## TASK INSTRUCTIONS:
Take every line where the string "JSON" appears and copy it.

## INPUT RECORDS:
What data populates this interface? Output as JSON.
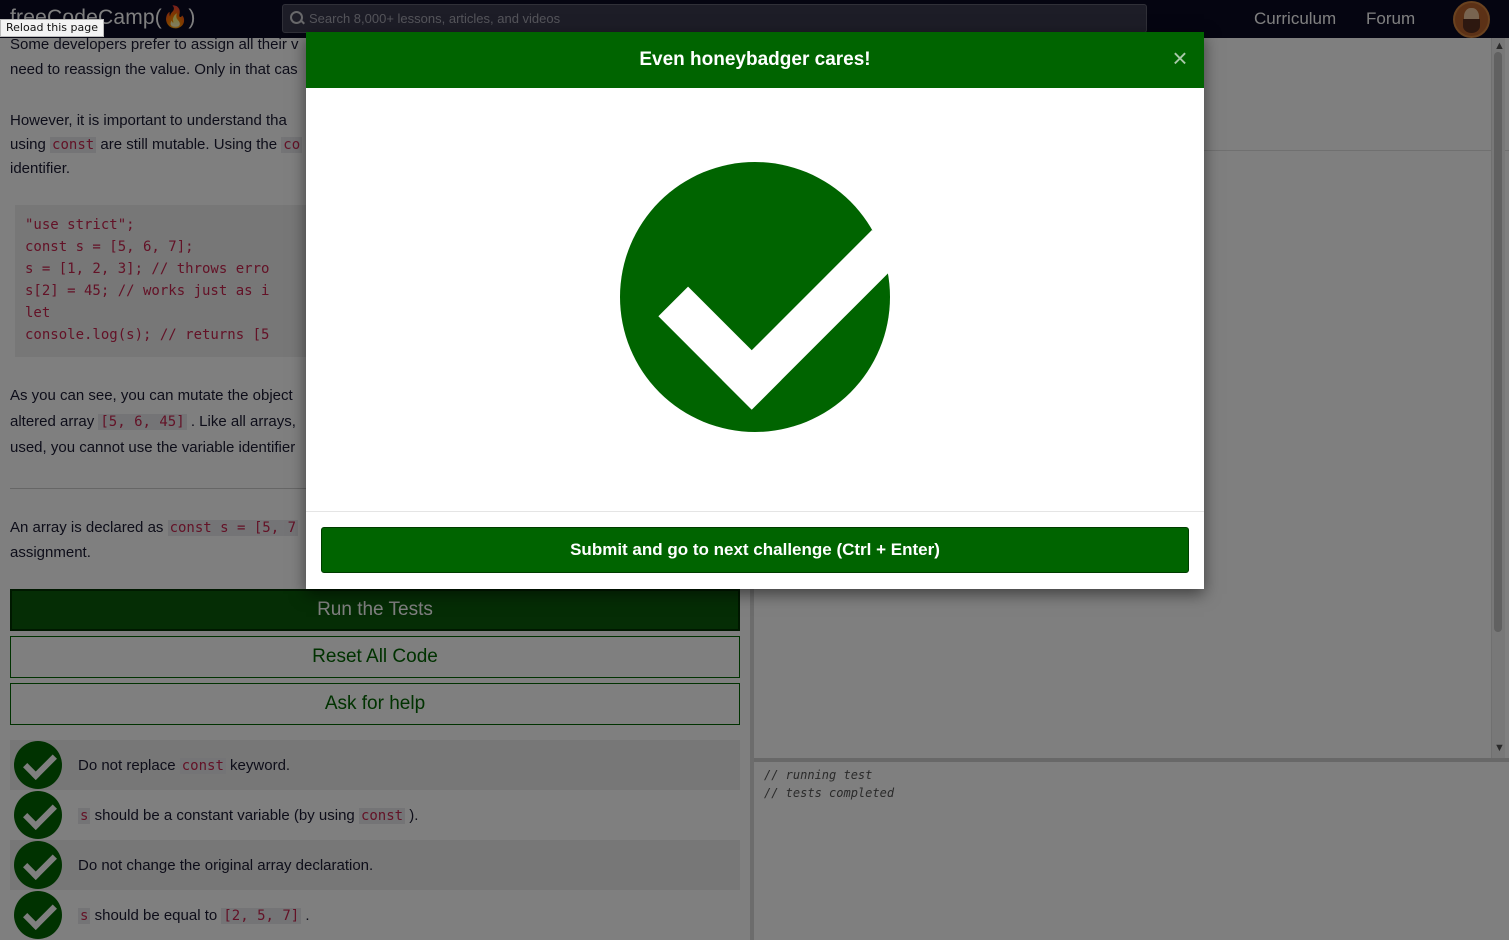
{
  "nav": {
    "logo_text": "freeCodeCamp(🔥)",
    "reload_tooltip": "Reload this page",
    "search_placeholder": "Search 8,000+ lessons, articles, and videos",
    "links": [
      "Curriculum",
      "Forum"
    ]
  },
  "lesson": {
    "p1_a": "Some developers prefer to assign all their v",
    "p1_b": "need to reassign the value. Only in that cas",
    "p2_a": "However, it is important to understand tha",
    "p2_b_pre": "using ",
    "p2_b_code": "const",
    "p2_b_post": " are still mutable. Using the ",
    "p2_b_code2": "co",
    "p2_c": "identifier.",
    "code_lines": [
      "\"use strict\";",
      "const s = [5, 6, 7];",
      "s = [1, 2, 3]; // throws erro",
      "s[2] = 45; // works just as i",
      "let",
      "console.log(s); // returns [5"
    ],
    "p3_a": "As you can see, you can mutate the object ",
    "p3_b_pre": "altered array ",
    "p3_b_code": "[5, 6, 45]",
    "p3_b_post": " . Like all arrays,",
    "p3_c": "used, you cannot use the variable identifier",
    "p4_a_pre": "An array is declared as ",
    "p4_a_code": "const s = [5, 7",
    "p4_b": "assignment."
  },
  "buttons": {
    "run": "Run the Tests",
    "reset": "Reset All Code",
    "help": "Ask for help"
  },
  "tests": [
    {
      "pre": "Do not replace ",
      "code": "const",
      "post": " keyword."
    },
    {
      "code0": "s",
      "pre": " should be a constant variable (by using ",
      "code": "const",
      "post": " )."
    },
    {
      "pre": "Do not change the original array declaration."
    },
    {
      "code0": "s",
      "pre": " should be equal to ",
      "code": "[2, 5, 7]",
      "post": " ."
    }
  ],
  "console_lines": [
    "// running test",
    "// tests completed"
  ],
  "modal": {
    "title": "Even honeybadger cares!",
    "close": "×",
    "submit": "Submit and go to next challenge (Ctrl + Enter)"
  },
  "colors": {
    "brand_green": "#006400",
    "nav_bg": "#0a0a23",
    "code_red": "#c7254e"
  }
}
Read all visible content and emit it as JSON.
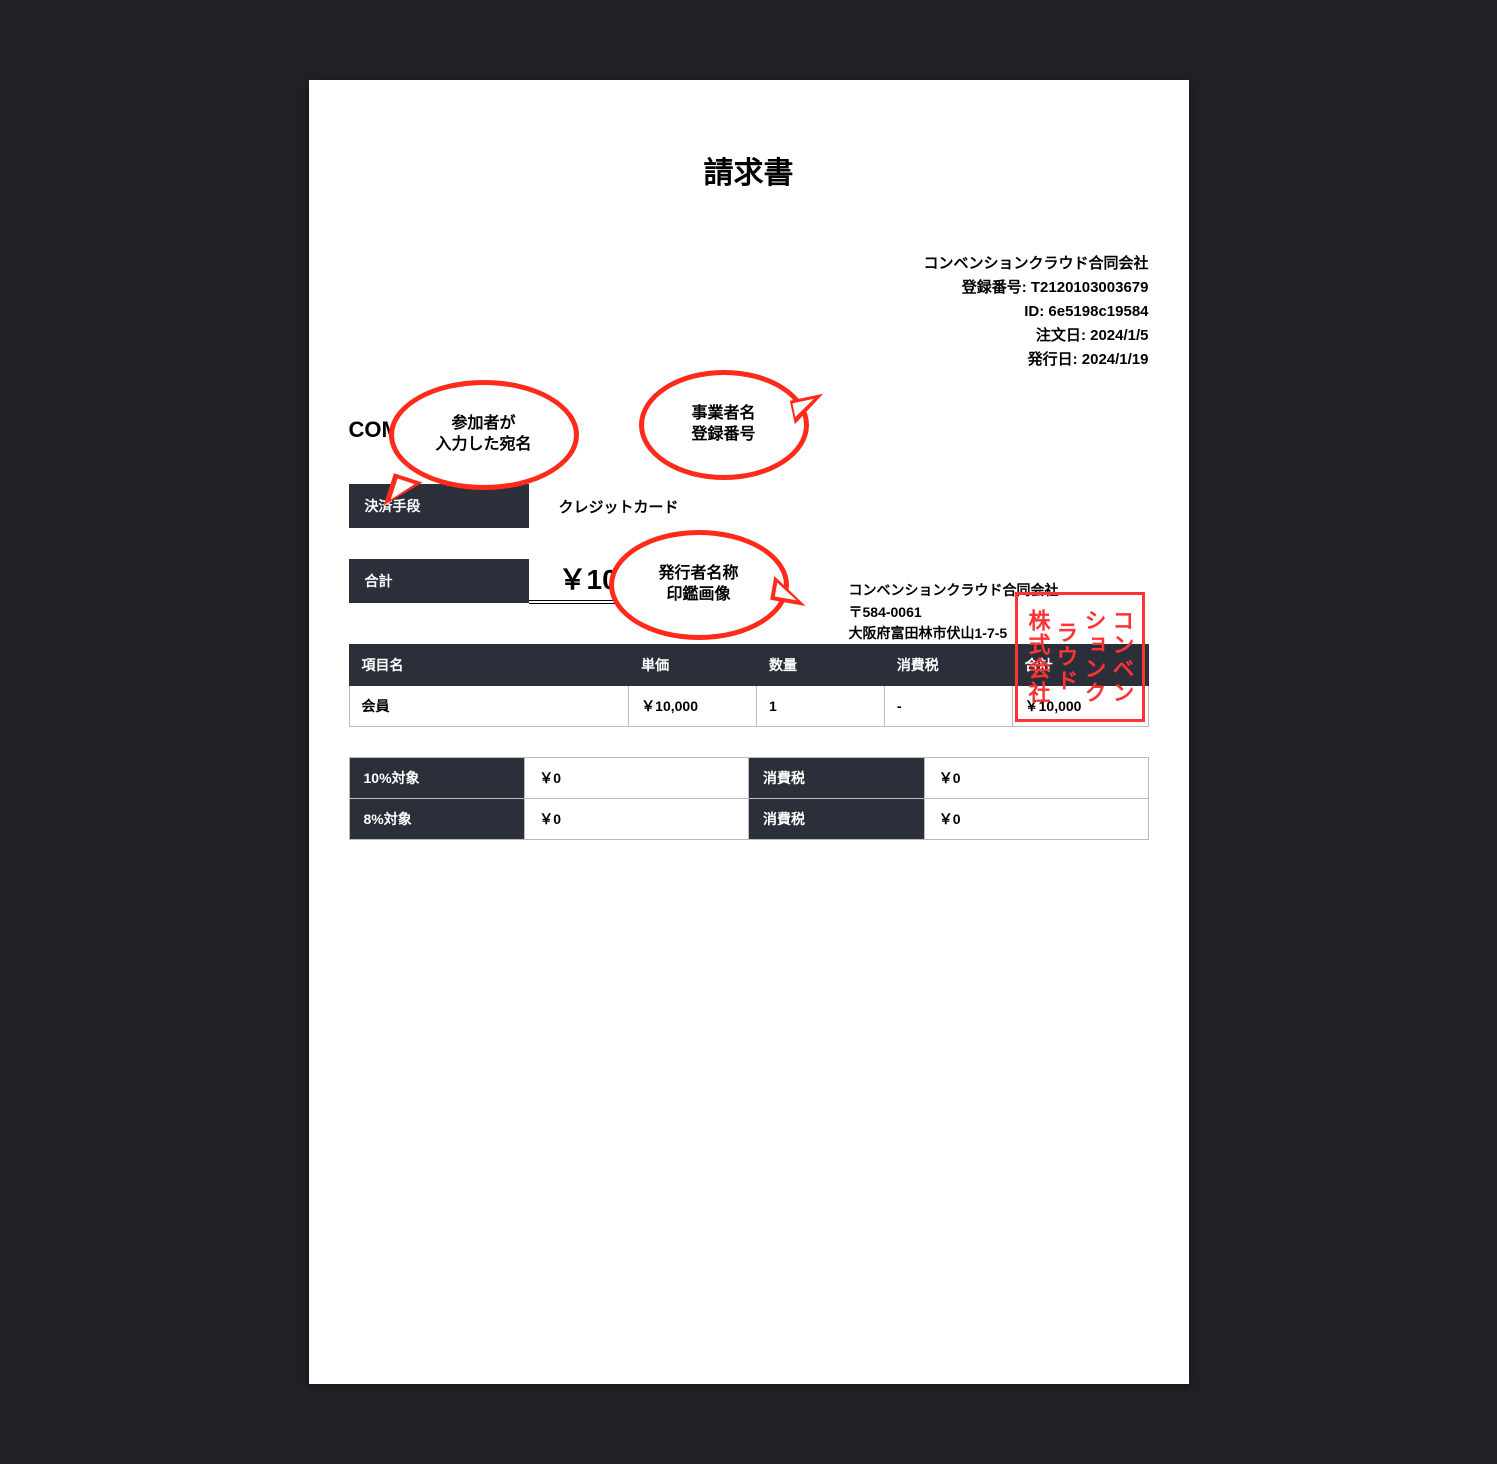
{
  "title": "請求書",
  "header": {
    "company": "コンベンションクラウド合同会社",
    "registration_label": "登録番号",
    "registration_no": "T2120103003679",
    "id_label": "ID",
    "id": "6e5198c19584",
    "order_date_label": "注文日",
    "order_date": "2024/1/5",
    "issue_date_label": "発行日",
    "issue_date": "2024/1/19"
  },
  "recipient": "COMPANY A 様",
  "payment": {
    "label": "決済手段",
    "value": "クレジットカード"
  },
  "total": {
    "label": "合計",
    "value": "￥10,000"
  },
  "issuer": {
    "name": "コンベンションクラウド合同会社",
    "postal": "〒584-0061",
    "address": "大阪府富田林市伏山1-7-5"
  },
  "stamp": {
    "col1": "コンベン",
    "col2": "ションク",
    "col3": "ラウド",
    "col4": "株式会社"
  },
  "items": {
    "headers": [
      "項目名",
      "単価",
      "数量",
      "消費税",
      "合計"
    ],
    "rows": [
      {
        "c0": "会員",
        "c1": "￥10,000",
        "c2": "1",
        "c3": "-",
        "c4": "￥10,000"
      }
    ]
  },
  "tax": {
    "r1": {
      "h1": "10%対象",
      "v1": "￥0",
      "h2": "消費税",
      "v2": "￥0"
    },
    "r2": {
      "h1": "8%対象",
      "v1": "￥0",
      "h2": "消費税",
      "v2": "￥0"
    }
  },
  "annotations": {
    "b1": "参加者が\n入力した宛名",
    "b2": "事業者名\n登録番号",
    "b3": "発行者名称\n印鑑画像"
  }
}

## RESPONSE TO THE TASK:
What data populates this interface? Output as JSON.
Read all visible content and emit it as JSON.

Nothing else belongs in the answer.